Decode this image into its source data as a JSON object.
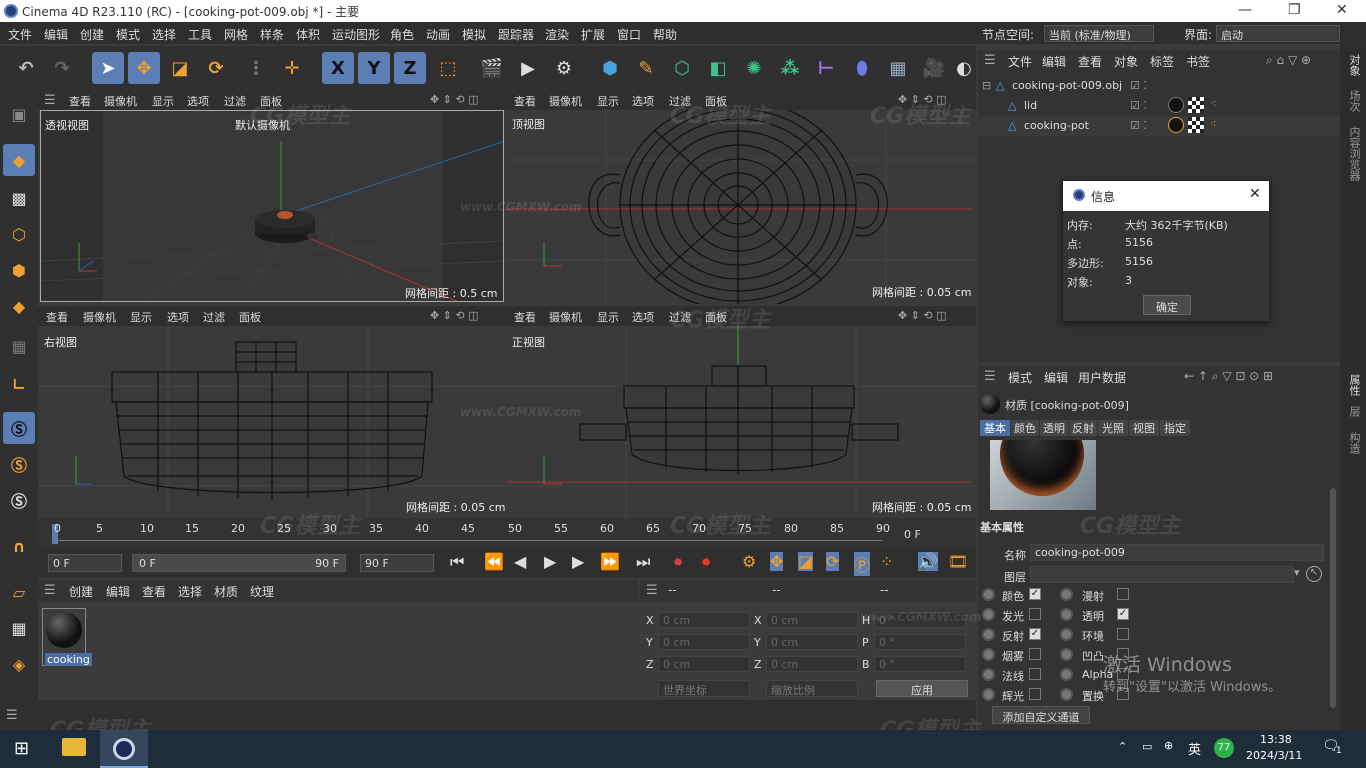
{
  "window": {
    "title": "Cinema 4D R23.110 (RC) - [cooking-pot-009.obj *] - 主要"
  },
  "menu": [
    "文件",
    "编辑",
    "创建",
    "模式",
    "选择",
    "工具",
    "网格",
    "样条",
    "体积",
    "运动图形",
    "角色",
    "动画",
    "模拟",
    "跟踪器",
    "渲染",
    "扩展",
    "窗口",
    "帮助"
  ],
  "node_space": {
    "label": "节点空间:",
    "value": "当前 (标准/物理)"
  },
  "interface": {
    "label": "界面:",
    "value": "启动"
  },
  "toolbar_axes": [
    "X",
    "Y",
    "Z"
  ],
  "viewport_menu": [
    "查看",
    "摄像机",
    "显示",
    "选项",
    "过滤",
    "面板"
  ],
  "viewports": [
    {
      "name": "透视视图",
      "camera": "默认摄像机",
      "grid": "网格间距 : 0.5 cm"
    },
    {
      "name": "顶视图",
      "grid": "网格间距 : 0.05 cm"
    },
    {
      "name": "右视图",
      "grid": "网格间距 : 0.05 cm"
    },
    {
      "name": "正视图",
      "grid": "网格间距 : 0.05 cm"
    }
  ],
  "object_manager": {
    "menu": [
      "文件",
      "编辑",
      "查看",
      "对象",
      "标签",
      "书签"
    ],
    "objects": [
      "cooking-pot-009.obj",
      "lid",
      "cooking-pot"
    ]
  },
  "info_dialog": {
    "title": "信息",
    "rows": [
      {
        "k": "内存:",
        "v": "大约 362千字节(KB)"
      },
      {
        "k": "点:",
        "v": "5156"
      },
      {
        "k": "多边形:",
        "v": "5156"
      },
      {
        "k": "对象:",
        "v": "3"
      }
    ],
    "ok": "确定"
  },
  "right_tabs": [
    "对象",
    "场次",
    "内容浏览器"
  ],
  "right_tabs2": [
    "属性",
    "层",
    "构造"
  ],
  "attr_manager": {
    "menu": [
      "模式",
      "编辑",
      "用户数据"
    ],
    "material_title": "材质 [cooking-pot-009]",
    "tabs": [
      "基本",
      "颜色",
      "透明",
      "反射",
      "光照",
      "视图",
      "指定"
    ],
    "section": "基本属性",
    "name_label": "名称",
    "name_value": "cooking-pot-009",
    "layer_label": "图层",
    "channels_left": [
      {
        "label": "颜色",
        "on": true
      },
      {
        "label": "发光",
        "on": false
      },
      {
        "label": "反射",
        "on": true
      },
      {
        "label": "烟雾",
        "on": false
      },
      {
        "label": "法线",
        "on": false
      },
      {
        "label": "辉光",
        "on": false
      }
    ],
    "channels_right": [
      {
        "label": "漫射",
        "on": false
      },
      {
        "label": "透明",
        "on": true
      },
      {
        "label": "环境",
        "on": false
      },
      {
        "label": "凹凸",
        "on": false
      },
      {
        "label": "Alpha",
        "on": false
      },
      {
        "label": "置换",
        "on": false
      }
    ],
    "add_channel": "添加自定义通道"
  },
  "activation": {
    "line1": "激活 Windows",
    "line2": "转到\"设置\"以激活 Windows。"
  },
  "timeline": {
    "ticks": [
      "0",
      "5",
      "10",
      "15",
      "20",
      "25",
      "30",
      "35",
      "40",
      "45",
      "50",
      "55",
      "60",
      "65",
      "70",
      "75",
      "80",
      "85",
      "90"
    ],
    "end_frame": "0 F",
    "start": "0 F",
    "range_start": "0 F",
    "range_end": "90 F",
    "max": "90 F"
  },
  "material_manager": {
    "menu": [
      "创建",
      "编辑",
      "查看",
      "选择",
      "材质",
      "纹理"
    ],
    "material_name": "cooking"
  },
  "coords": {
    "headers": [
      "--",
      "--",
      "--"
    ],
    "rows": [
      {
        "a": "X",
        "av": "0 cm",
        "b": "X",
        "bv": "0 cm",
        "c": "H",
        "cv": "0 °"
      },
      {
        "a": "Y",
        "av": "0 cm",
        "b": "Y",
        "bv": "0 cm",
        "c": "P",
        "cv": "0 °"
      },
      {
        "a": "Z",
        "av": "0 cm",
        "b": "Z",
        "bv": "0 cm",
        "c": "B",
        "cv": "0 °"
      }
    ],
    "mode1": "世界坐标",
    "mode2": "缩放比例",
    "apply": "应用"
  },
  "watermark": {
    "site": "www.CGMXW.com",
    "brand": "CG模型主"
  },
  "taskbar": {
    "ime": "英",
    "badge": "77",
    "time": "13:38",
    "date": "2024/3/11",
    "notif": "1"
  }
}
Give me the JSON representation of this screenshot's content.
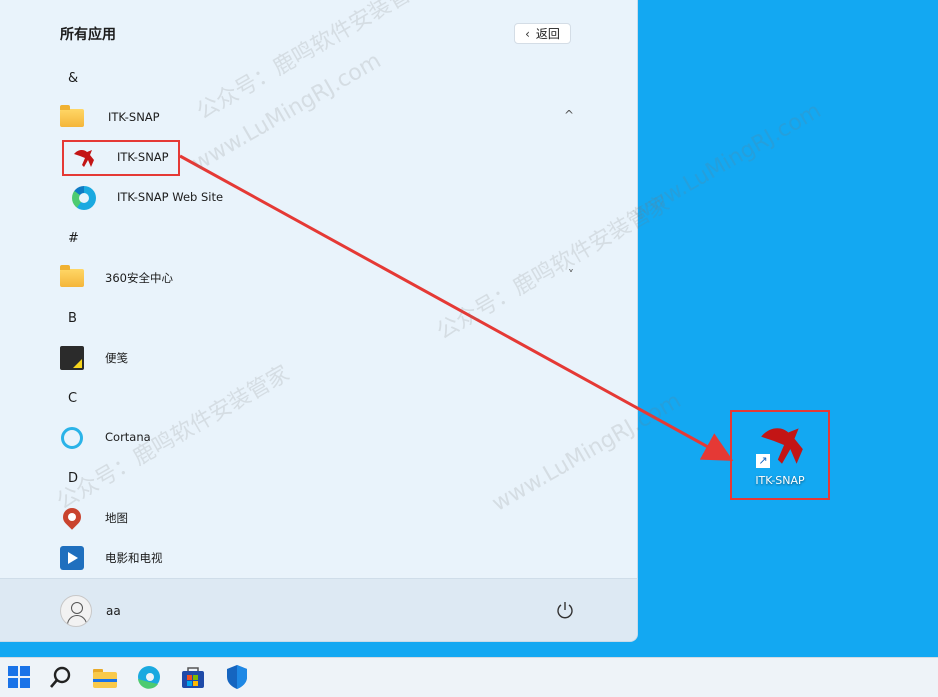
{
  "start_menu": {
    "title": "所有应用",
    "back_label": "返回",
    "sections": [
      {
        "letter": "&"
      },
      {
        "letter": "#"
      },
      {
        "letter": "B"
      },
      {
        "letter": "C"
      },
      {
        "letter": "D"
      }
    ],
    "apps": {
      "itk_folder": "ITK-SNAP",
      "itk_app": "ITK-SNAP",
      "itk_web": "ITK-SNAP Web Site",
      "folder_360": "360安全中心",
      "sticky": "便笺",
      "cortana": "Cortana",
      "maps": "地图",
      "movies": "电影和电视"
    },
    "user": {
      "name": "aa"
    }
  },
  "desktop": {
    "icon_label": "ITK-SNAP"
  },
  "watermark": {
    "line1": "公众号：鹿鸣软件安装管家",
    "line2": "www.LuMingRJ.com"
  },
  "colors": {
    "desktop_bg": "#13a8f2",
    "menu_bg": "#e9f3fb",
    "highlight": "#e53935",
    "arrow": "#e53935"
  }
}
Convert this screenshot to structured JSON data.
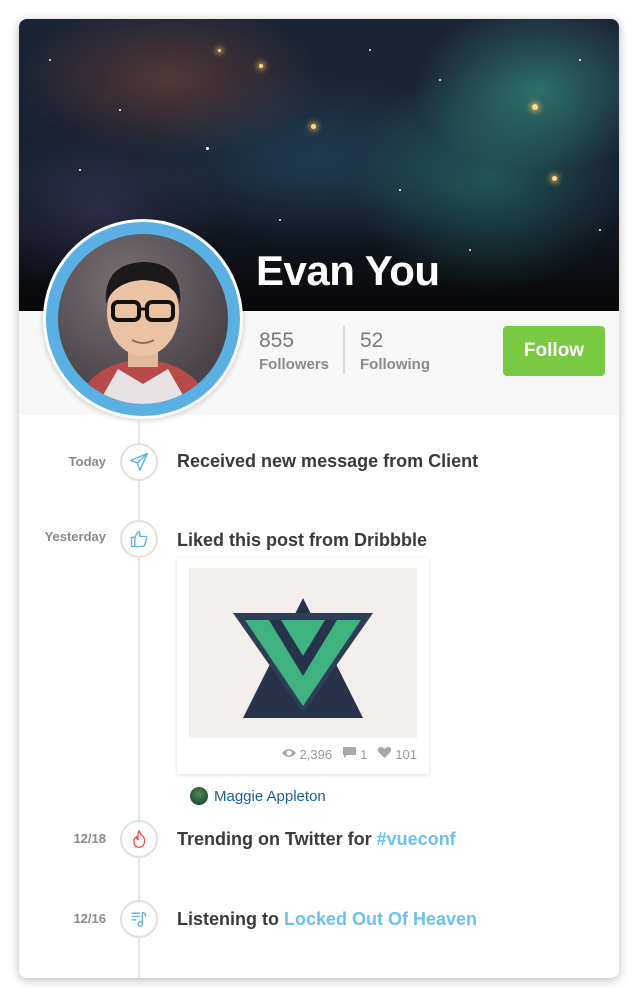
{
  "profile": {
    "name": "Evan You",
    "followers_count": "855",
    "followers_label": "Followers",
    "following_count": "52",
    "following_label": "Following",
    "follow_label": "Follow"
  },
  "colors": {
    "accent": "#6cc0ef",
    "follow": "#7ac943",
    "avatar_ring": "#5aafe3",
    "author_link": "#1c5f95"
  },
  "timeline": [
    {
      "date": "Today",
      "icon": "paper-plane-icon",
      "text": "Received new message from Client",
      "link": ""
    },
    {
      "date": "Yesterday",
      "icon": "thumbs-up-icon",
      "text": "Liked this post from Dribbble",
      "link": ""
    },
    {
      "date": "12/18",
      "icon": "flame-icon",
      "text": "Trending on Twitter for ",
      "link": "#vueconf"
    },
    {
      "date": "12/16",
      "icon": "music-list-icon",
      "text": "Listening to ",
      "link": "Locked Out Of Heaven"
    }
  ],
  "shot": {
    "views": "2,396",
    "comments": "1",
    "likes": "101",
    "author": "Maggie Appleton"
  }
}
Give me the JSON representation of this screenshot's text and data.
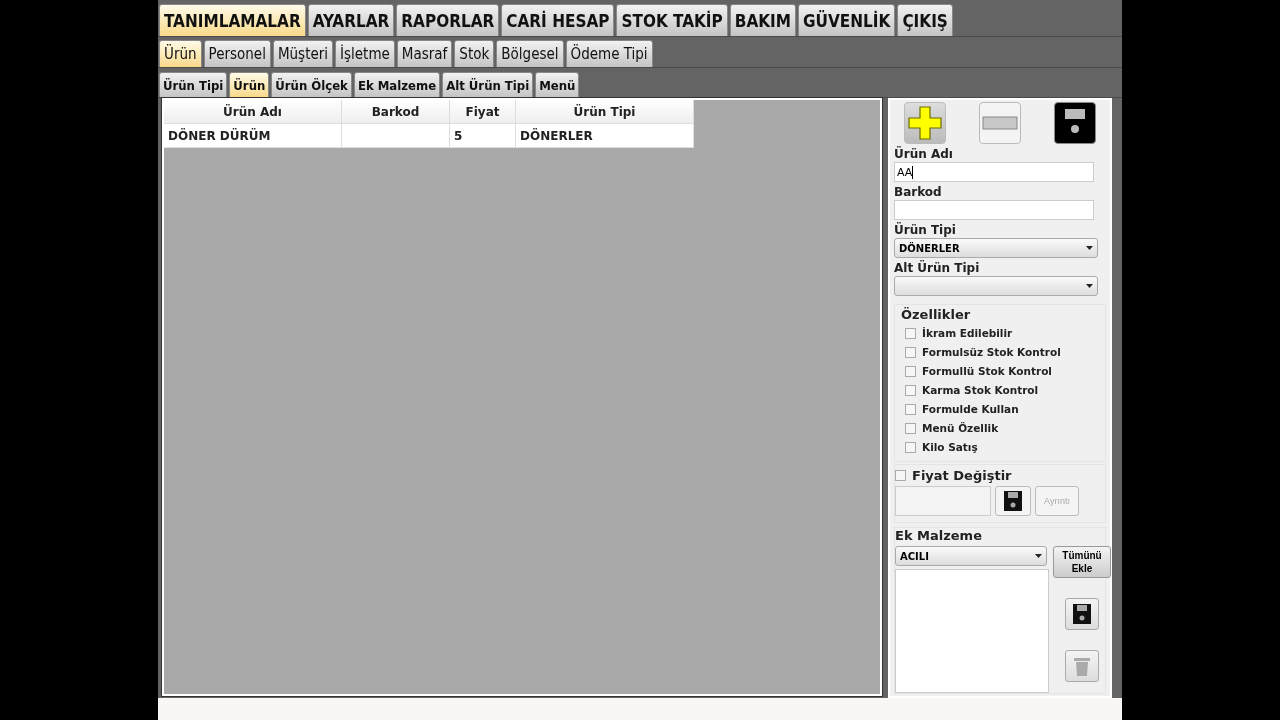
{
  "menu_tabs": [
    {
      "label": "TANIMLAMALAR",
      "selected": true
    },
    {
      "label": "AYARLAR",
      "selected": false
    },
    {
      "label": "RAPORLAR",
      "selected": false
    },
    {
      "label": "CARİ HESAP",
      "selected": false
    },
    {
      "label": "STOK TAKİP",
      "selected": false
    },
    {
      "label": "BAKIM",
      "selected": false
    },
    {
      "label": "GÜVENLİK",
      "selected": false
    },
    {
      "label": "ÇIKIŞ",
      "selected": false
    }
  ],
  "sub_tabs": [
    {
      "label": "Ürün",
      "selected": true
    },
    {
      "label": "Personel",
      "selected": false
    },
    {
      "label": "Müşteri",
      "selected": false
    },
    {
      "label": "İşletme",
      "selected": false
    },
    {
      "label": "Masraf",
      "selected": false
    },
    {
      "label": "Stok",
      "selected": false
    },
    {
      "label": "Bölgesel",
      "selected": false
    },
    {
      "label": "Ödeme Tipi",
      "selected": false
    }
  ],
  "section_tabs": [
    {
      "label": "Ürün Tipi",
      "selected": false
    },
    {
      "label": "Ürün",
      "selected": true
    },
    {
      "label": "Ürün Ölçek",
      "selected": false
    },
    {
      "label": "Ek Malzeme",
      "selected": false
    },
    {
      "label": "Alt Ürün Tipi",
      "selected": false
    },
    {
      "label": "Menü",
      "selected": false
    }
  ],
  "table": {
    "columns": [
      "Ürün Adı",
      "Barkod",
      "Fiyat",
      "Ürün Tipi"
    ],
    "rows": [
      [
        "DÖNER DÜRÜM",
        "",
        "5",
        "DÖNERLER"
      ]
    ]
  },
  "form": {
    "urun_adi": {
      "label": "Ürün Adı",
      "value": "AA"
    },
    "barkod": {
      "label": "Barkod"
    },
    "urun_tipi": {
      "label": "Ürün Tipi",
      "value": "DÖNERLER"
    },
    "alt_urun_tipi": {
      "label": "Alt Ürün Tipi"
    }
  },
  "ozellikler": {
    "title": "Özellikler",
    "items": [
      {
        "label": "İkram Edilebilir",
        "checked": false
      },
      {
        "label": "Formulsüz Stok Kontrol",
        "checked": false
      },
      {
        "label": "Formullü Stok Kontrol",
        "checked": false
      },
      {
        "label": "Karma Stok Kontrol",
        "checked": false
      },
      {
        "label": "Formulde Kullan",
        "checked": false
      },
      {
        "label": "Menü Özellik",
        "checked": false
      },
      {
        "label": "Kilo Satış",
        "checked": false
      }
    ]
  },
  "fiyat_degistir": {
    "label": "Fiyat Değiştir",
    "checked": false,
    "detail_button": {
      "label": "Ayrıntı",
      "disabled": true
    }
  },
  "ek_malzeme": {
    "title": "Ek Malzeme",
    "value": "ACILI",
    "add_all_button": "Tümünü Ekle"
  }
}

-*-*-

## Objective
Show every line above in which the word "letter" occurs.

## The result
        "letter": "&"
        "letter": "#"
        "letter": "B"
        "letter": "C"
        "letter": "D"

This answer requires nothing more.